## YOUR INSTRUCTIONS
Reproduce the listing verbatim.

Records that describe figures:
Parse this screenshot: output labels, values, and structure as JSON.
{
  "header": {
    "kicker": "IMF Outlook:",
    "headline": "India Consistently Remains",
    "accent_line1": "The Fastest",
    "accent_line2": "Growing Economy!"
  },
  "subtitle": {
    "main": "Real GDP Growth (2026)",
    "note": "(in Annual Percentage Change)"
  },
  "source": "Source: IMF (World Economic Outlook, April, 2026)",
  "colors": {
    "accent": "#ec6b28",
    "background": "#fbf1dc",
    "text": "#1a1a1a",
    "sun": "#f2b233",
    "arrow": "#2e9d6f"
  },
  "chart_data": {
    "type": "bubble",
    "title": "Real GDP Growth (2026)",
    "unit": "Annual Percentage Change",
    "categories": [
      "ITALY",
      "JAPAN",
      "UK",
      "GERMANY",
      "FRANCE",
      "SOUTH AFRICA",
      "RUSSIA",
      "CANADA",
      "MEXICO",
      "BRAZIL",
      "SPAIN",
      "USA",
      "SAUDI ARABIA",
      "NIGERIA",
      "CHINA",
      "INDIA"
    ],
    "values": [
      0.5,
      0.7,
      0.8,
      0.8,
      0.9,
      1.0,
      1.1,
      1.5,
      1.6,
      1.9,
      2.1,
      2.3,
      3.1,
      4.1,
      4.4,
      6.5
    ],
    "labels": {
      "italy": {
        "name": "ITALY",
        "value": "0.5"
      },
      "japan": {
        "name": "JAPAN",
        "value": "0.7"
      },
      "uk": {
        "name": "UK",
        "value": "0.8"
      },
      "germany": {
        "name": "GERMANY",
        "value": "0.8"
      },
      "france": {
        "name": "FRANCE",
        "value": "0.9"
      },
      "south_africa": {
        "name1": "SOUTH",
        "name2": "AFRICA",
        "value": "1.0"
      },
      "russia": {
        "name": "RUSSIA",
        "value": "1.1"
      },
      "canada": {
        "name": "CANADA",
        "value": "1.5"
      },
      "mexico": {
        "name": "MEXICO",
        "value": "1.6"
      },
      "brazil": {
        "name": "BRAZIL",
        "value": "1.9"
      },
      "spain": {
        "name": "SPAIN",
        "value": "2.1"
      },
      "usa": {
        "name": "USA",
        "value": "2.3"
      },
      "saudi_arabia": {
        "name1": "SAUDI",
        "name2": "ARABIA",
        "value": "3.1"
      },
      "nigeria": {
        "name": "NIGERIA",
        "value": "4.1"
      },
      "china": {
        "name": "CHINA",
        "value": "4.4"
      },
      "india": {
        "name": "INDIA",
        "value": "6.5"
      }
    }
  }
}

## THE SOLUTION
Parse this screenshot: output labels, values, and structure as JSON.
{
  "header": {
    "kicker": "IMF Outlook:",
    "headline": "India Consistently Remains",
    "accent_line1": "The Fastest",
    "accent_line2": "Growing Economy!"
  },
  "subtitle": {
    "main": "Real GDP Growth (2026)",
    "note": "(in Annual Percentage Change)"
  },
  "source": "Source: IMF (World Economic Outlook, April, 2026)",
  "colors": {
    "accent": "#ec6b28",
    "background": "#fbf1dc",
    "text": "#1a1a1a",
    "sun": "#f2b233",
    "arrow": "#2e9d6f"
  },
  "chart_data": {
    "type": "bubble",
    "title": "Real GDP Growth (2026)",
    "unit": "Annual Percentage Change",
    "categories": [
      "ITALY",
      "JAPAN",
      "UK",
      "GERMANY",
      "FRANCE",
      "SOUTH AFRICA",
      "RUSSIA",
      "CANADA",
      "MEXICO",
      "BRAZIL",
      "SPAIN",
      "USA",
      "SAUDI ARABIA",
      "NIGERIA",
      "CHINA",
      "INDIA"
    ],
    "values": [
      0.5,
      0.7,
      0.8,
      0.8,
      0.9,
      1.0,
      1.1,
      1.5,
      1.6,
      1.9,
      2.1,
      2.3,
      3.1,
      4.1,
      4.4,
      6.5
    ],
    "labels": {
      "italy": {
        "name": "ITALY",
        "value": "0.5"
      },
      "japan": {
        "name": "JAPAN",
        "value": "0.7"
      },
      "uk": {
        "name": "UK",
        "value": "0.8"
      },
      "germany": {
        "name": "GERMANY",
        "value": "0.8"
      },
      "france": {
        "name": "FRANCE",
        "value": "0.9"
      },
      "south_africa": {
        "name1": "SOUTH",
        "name2": "AFRICA",
        "value": "1.0"
      },
      "russia": {
        "name": "RUSSIA",
        "value": "1.1"
      },
      "canada": {
        "name": "CANADA",
        "value": "1.5"
      },
      "mexico": {
        "name": "MEXICO",
        "value": "1.6"
      },
      "brazil": {
        "name": "BRAZIL",
        "value": "1.9"
      },
      "spain": {
        "name": "SPAIN",
        "value": "2.1"
      },
      "usa": {
        "name": "USA",
        "value": "2.3"
      },
      "saudi_arabia": {
        "name1": "SAUDI",
        "name2": "ARABIA",
        "value": "3.1"
      },
      "nigeria": {
        "name": "NIGERIA",
        "value": "4.1"
      },
      "china": {
        "name": "CHINA",
        "value": "4.4"
      },
      "india": {
        "name": "INDIA",
        "value": "6.5"
      }
    }
  }
}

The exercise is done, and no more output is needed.